* _Problem details_
Count how many lines hold the word "object" and give that number as the whole answer.

* _Provided data_
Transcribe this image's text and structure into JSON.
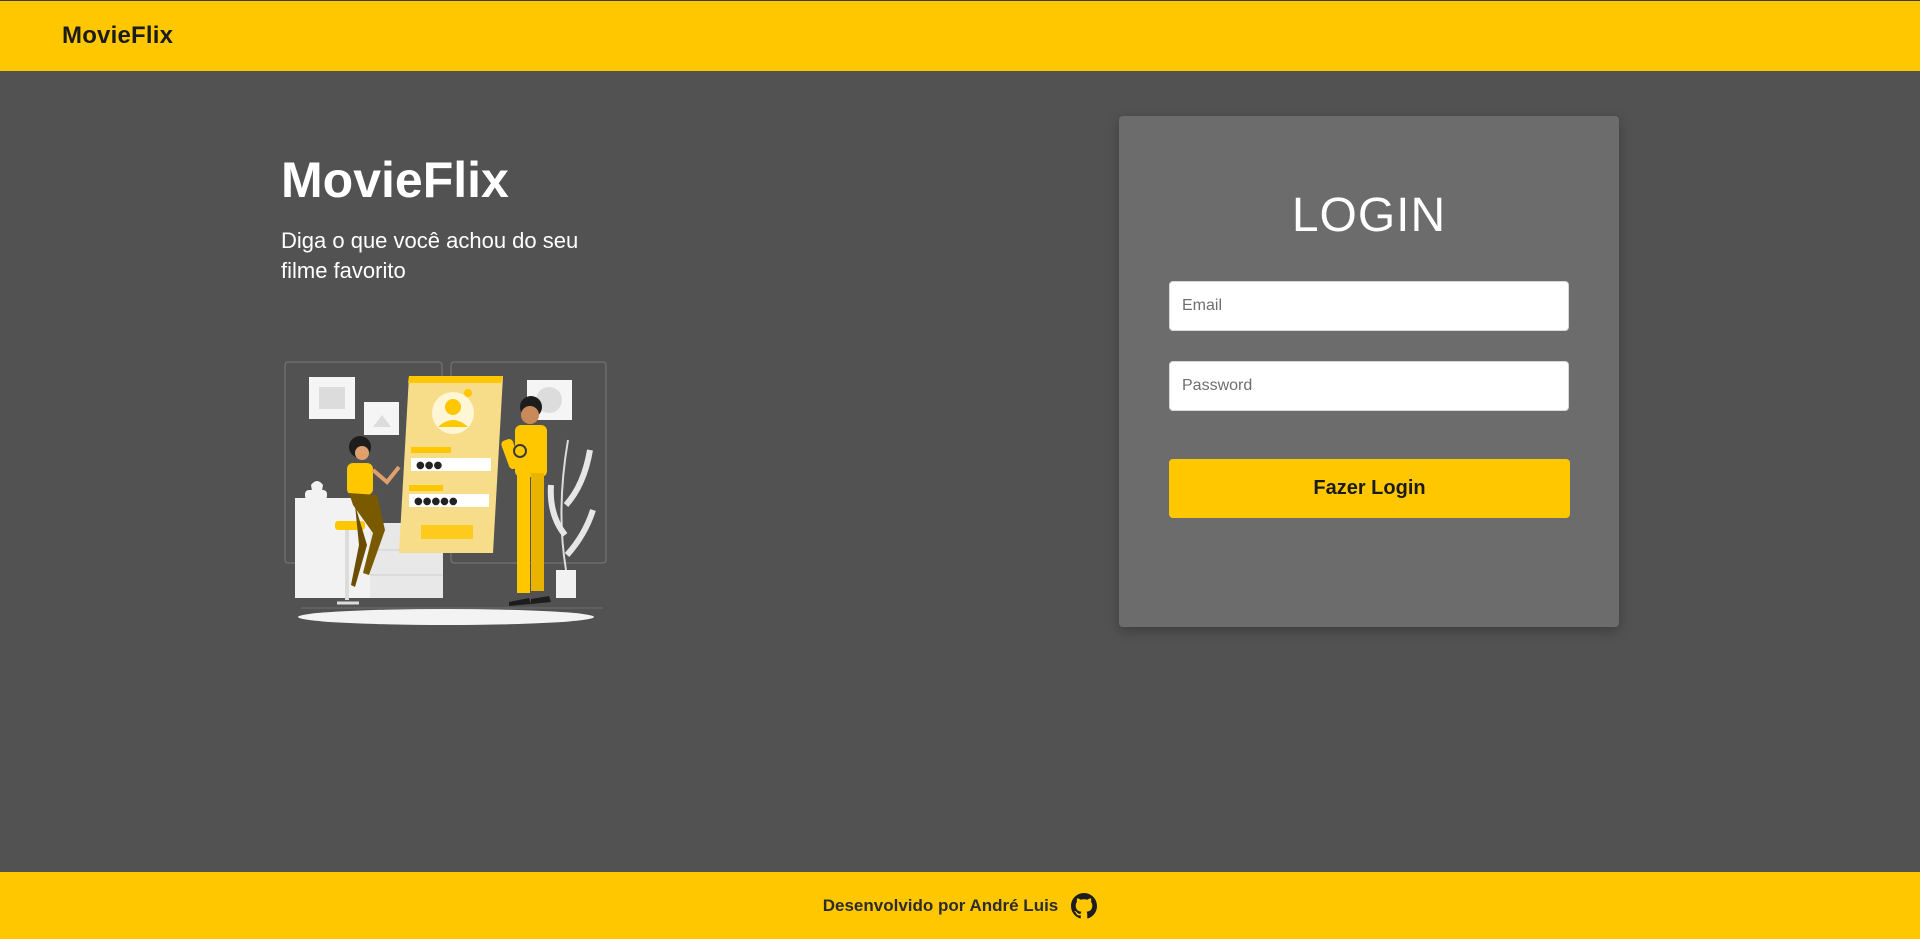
{
  "navbar": {
    "brand": "MovieFlix"
  },
  "hero": {
    "title": "MovieFlix",
    "subtitle": "Diga o que você achou do seu filme favorito"
  },
  "login": {
    "heading": "LOGIN",
    "email_placeholder": "Email",
    "email_value": "",
    "password_placeholder": "Password",
    "password_value": "",
    "submit_label": "Fazer Login"
  },
  "footer": {
    "text": "Desenvolvido por André Luis",
    "icon": "github-icon"
  },
  "colors": {
    "accent": "#FFC700",
    "background": "#525252",
    "card": "#6C6C6C"
  }
}
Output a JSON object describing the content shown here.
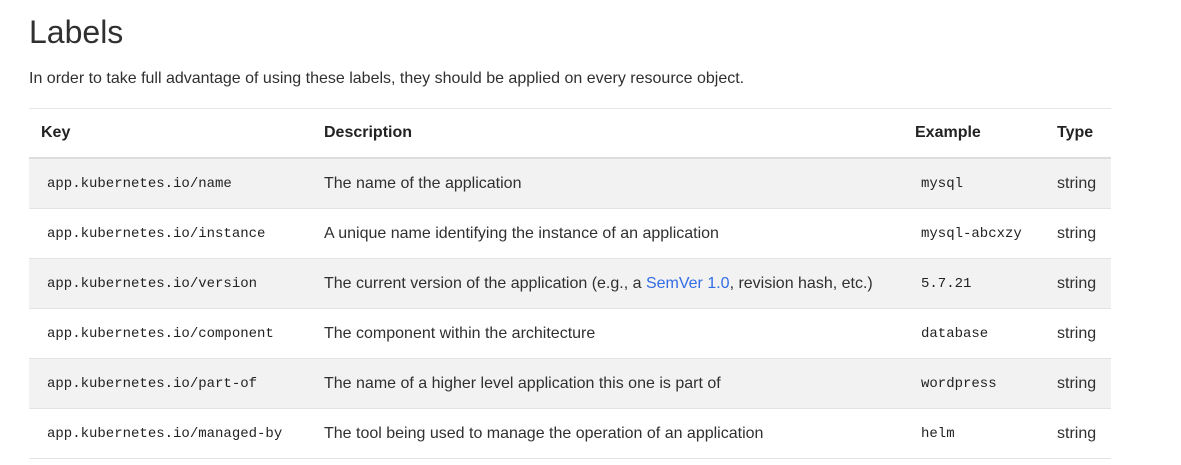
{
  "heading": "Labels",
  "intro": "In order to take full advantage of using these labels, they should be applied on every resource object.",
  "table": {
    "headers": {
      "key": "Key",
      "description": "Description",
      "example": "Example",
      "type": "Type"
    },
    "rows": [
      {
        "key": "app.kubernetes.io/name",
        "description": "The name of the application",
        "example": "mysql",
        "type": "string"
      },
      {
        "key": "app.kubernetes.io/instance",
        "description": "A unique name identifying the instance of an application",
        "example": "mysql-abcxzy",
        "type": "string"
      },
      {
        "key": "app.kubernetes.io/version",
        "description_before": "The current version of the application (e.g., a ",
        "description_link": "SemVer 1.0",
        "description_after": ", revision hash, etc.)",
        "example": "5.7.21",
        "type": "string"
      },
      {
        "key": "app.kubernetes.io/component",
        "description": "The component within the architecture",
        "example": "database",
        "type": "string"
      },
      {
        "key": "app.kubernetes.io/part-of",
        "description": "The name of a higher level application this one is part of",
        "example": "wordpress",
        "type": "string"
      },
      {
        "key": "app.kubernetes.io/managed-by",
        "description": "The tool being used to manage the operation of an application",
        "example": "helm",
        "type": "string"
      }
    ]
  },
  "colors": {
    "link": "#326ce5",
    "row_stripe": "#f2f2f2"
  }
}
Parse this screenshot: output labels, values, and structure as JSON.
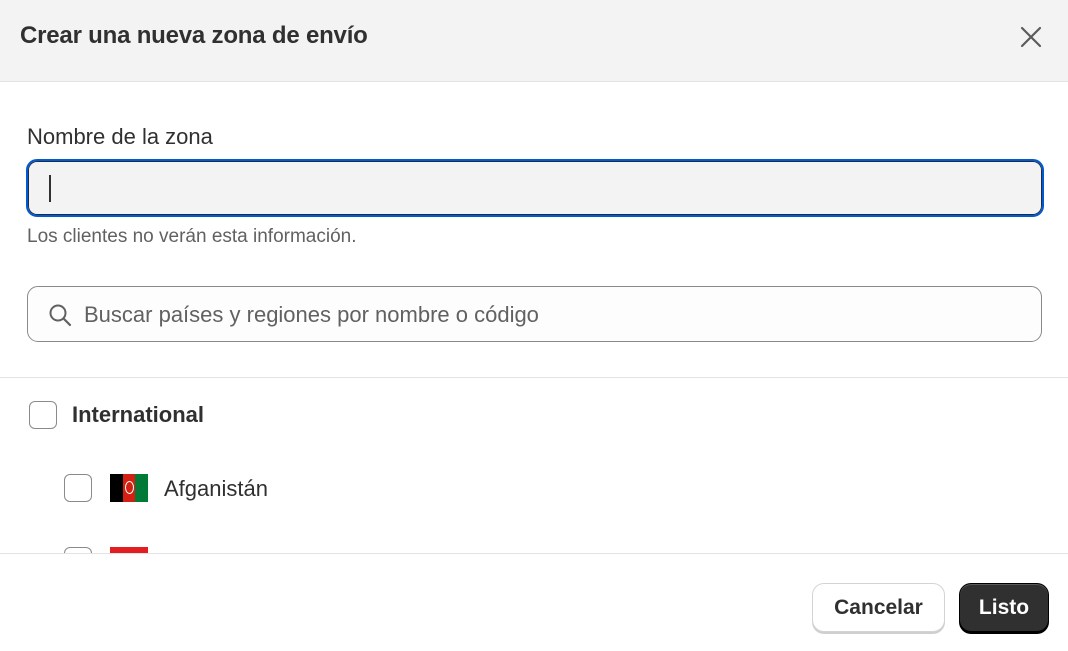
{
  "dialog": {
    "title": "Crear una nueva zona de envío",
    "close_icon": "close-icon"
  },
  "zone_name": {
    "label": "Nombre de la zona",
    "value": "",
    "help_text": "Los clientes no verán esta información."
  },
  "search": {
    "icon": "search-icon",
    "placeholder": "Buscar países y regiones por nombre o código",
    "value": ""
  },
  "regions": {
    "group": {
      "label": "International",
      "checked": false
    },
    "countries": [
      {
        "name": "Afganistán",
        "checked": false,
        "flag": "afghanistan-flag",
        "flag_colors": [
          "#000000",
          "#d32011",
          "#007a36"
        ]
      },
      {
        "name": "",
        "checked": false,
        "flag": "partial-flag",
        "flag_colors": [
          "#e41e20"
        ]
      }
    ]
  },
  "footer": {
    "cancel_label": "Cancelar",
    "done_label": "Listo"
  },
  "colors": {
    "focus_ring": "#005bd3",
    "primary_button": "#303030",
    "header_background": "#f3f3f3"
  }
}
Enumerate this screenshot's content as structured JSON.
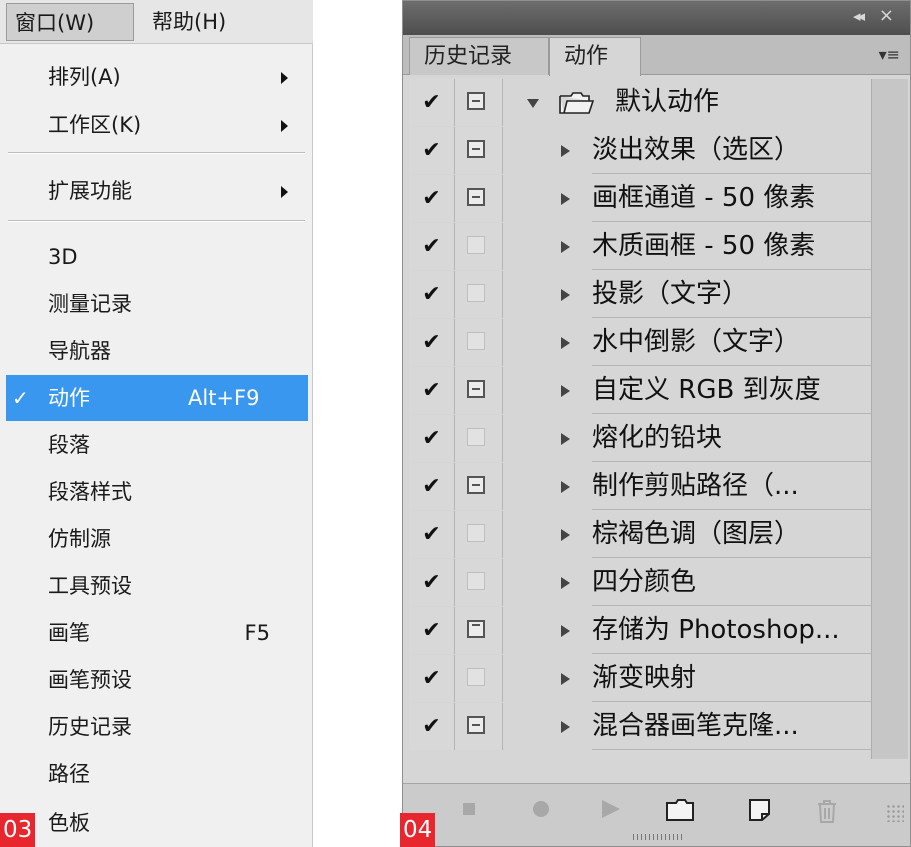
{
  "menubar": {
    "window_label": "窗口(W)",
    "help_label": "帮助(H)"
  },
  "window_menu": {
    "items": [
      {
        "label": "排列(A)",
        "submenu": true
      },
      {
        "label": "工作区(K)",
        "submenu": true
      },
      {
        "label": "扩展功能",
        "submenu": true
      },
      {
        "label": "3D"
      },
      {
        "label": "测量记录"
      },
      {
        "label": "导航器"
      },
      {
        "label": "动作",
        "shortcut": "Alt+F9",
        "checked": true,
        "highlighted": true
      },
      {
        "label": "段落"
      },
      {
        "label": "段落样式"
      },
      {
        "label": "仿制源"
      },
      {
        "label": "工具预设"
      },
      {
        "label": "画笔",
        "shortcut": "F5"
      },
      {
        "label": "画笔预设"
      },
      {
        "label": "历史记录"
      },
      {
        "label": "路径"
      },
      {
        "label": "色板"
      }
    ],
    "check_glyph": "✓"
  },
  "badges": {
    "left": "03",
    "right": "04"
  },
  "actions_panel": {
    "tabs": [
      {
        "label": "历史记录"
      },
      {
        "label": "动作",
        "active": true
      }
    ],
    "collapse_glyph": "◂◂",
    "close_glyph": "×",
    "menu_glyph": "▾≡",
    "check_glyph": "✔",
    "set": {
      "name": "默认动作",
      "dialog": "partial"
    },
    "actions": [
      {
        "name": "淡出效果（选区）",
        "dialog": "partial"
      },
      {
        "name": "画框通道 - 50 像素",
        "dialog": "partial"
      },
      {
        "name": "木质画框 - 50 像素",
        "dialog": "none"
      },
      {
        "name": "投影（文字）",
        "dialog": "none"
      },
      {
        "name": "水中倒影（文字）",
        "dialog": "none"
      },
      {
        "name": "自定义 RGB 到灰度",
        "dialog": "partial"
      },
      {
        "name": "熔化的铅块",
        "dialog": "none"
      },
      {
        "name": "制作剪贴路径（...",
        "dialog": "partial"
      },
      {
        "name": "棕褐色调（图层）",
        "dialog": "none"
      },
      {
        "name": "四分颜色",
        "dialog": "none"
      },
      {
        "name": "存储为 Photoshop...",
        "dialog": "full"
      },
      {
        "name": "渐变映射",
        "dialog": "none"
      },
      {
        "name": "混合器画笔克隆...",
        "dialog": "partial"
      }
    ],
    "bottom_buttons": [
      "stop-icon",
      "record-icon",
      "play-icon",
      "new-set-icon",
      "new-action-icon",
      "delete-icon"
    ]
  },
  "colors": {
    "highlight": "#3a97ef",
    "badge": "#e8262e"
  }
}
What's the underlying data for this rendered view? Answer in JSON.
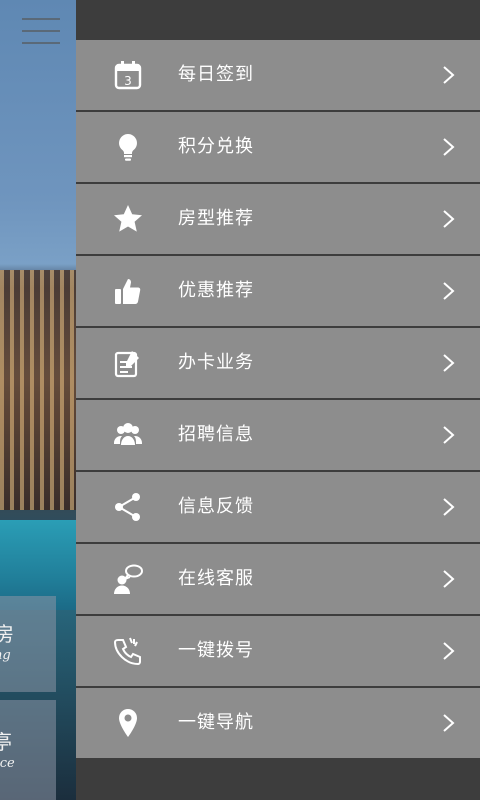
{
  "background": {
    "card1": {
      "zh": "房",
      "en": "king"
    },
    "card2": {
      "zh": "亭",
      "en": "rvice"
    }
  },
  "menu": {
    "items": [
      {
        "label": "每日签到",
        "icon": "calendar-icon",
        "badge": "3"
      },
      {
        "label": "积分兑换",
        "icon": "lightbulb-icon"
      },
      {
        "label": "房型推荐",
        "icon": "star-icon"
      },
      {
        "label": "优惠推荐",
        "icon": "thumbs-up-icon"
      },
      {
        "label": "办卡业务",
        "icon": "card-form-icon"
      },
      {
        "label": "招聘信息",
        "icon": "people-icon"
      },
      {
        "label": "信息反馈",
        "icon": "share-icon"
      },
      {
        "label": "在线客服",
        "icon": "chat-user-icon"
      },
      {
        "label": "一键拨号",
        "icon": "phone-icon"
      },
      {
        "label": "一键导航",
        "icon": "map-pin-icon"
      }
    ]
  },
  "colors": {
    "drawer_bg": "#3d3d3d",
    "item_bg": "#8d8d8d",
    "text": "#ffffff"
  }
}
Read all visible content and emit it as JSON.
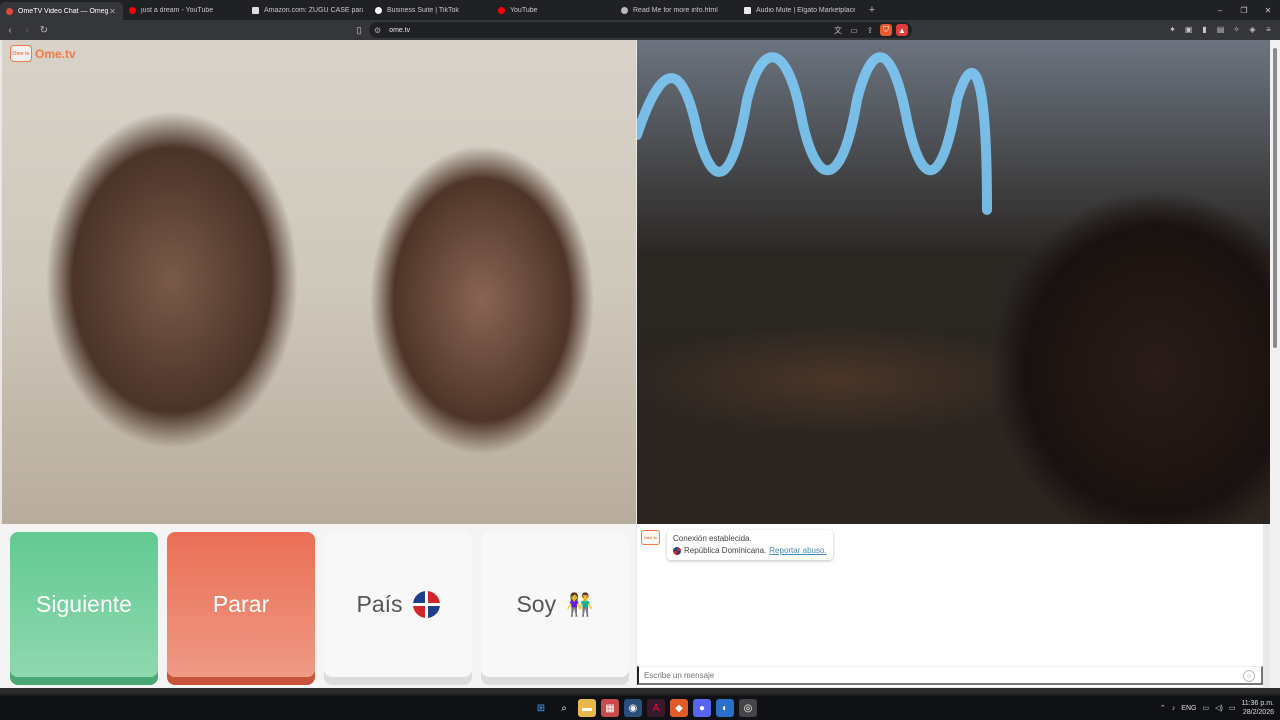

* _Result_
2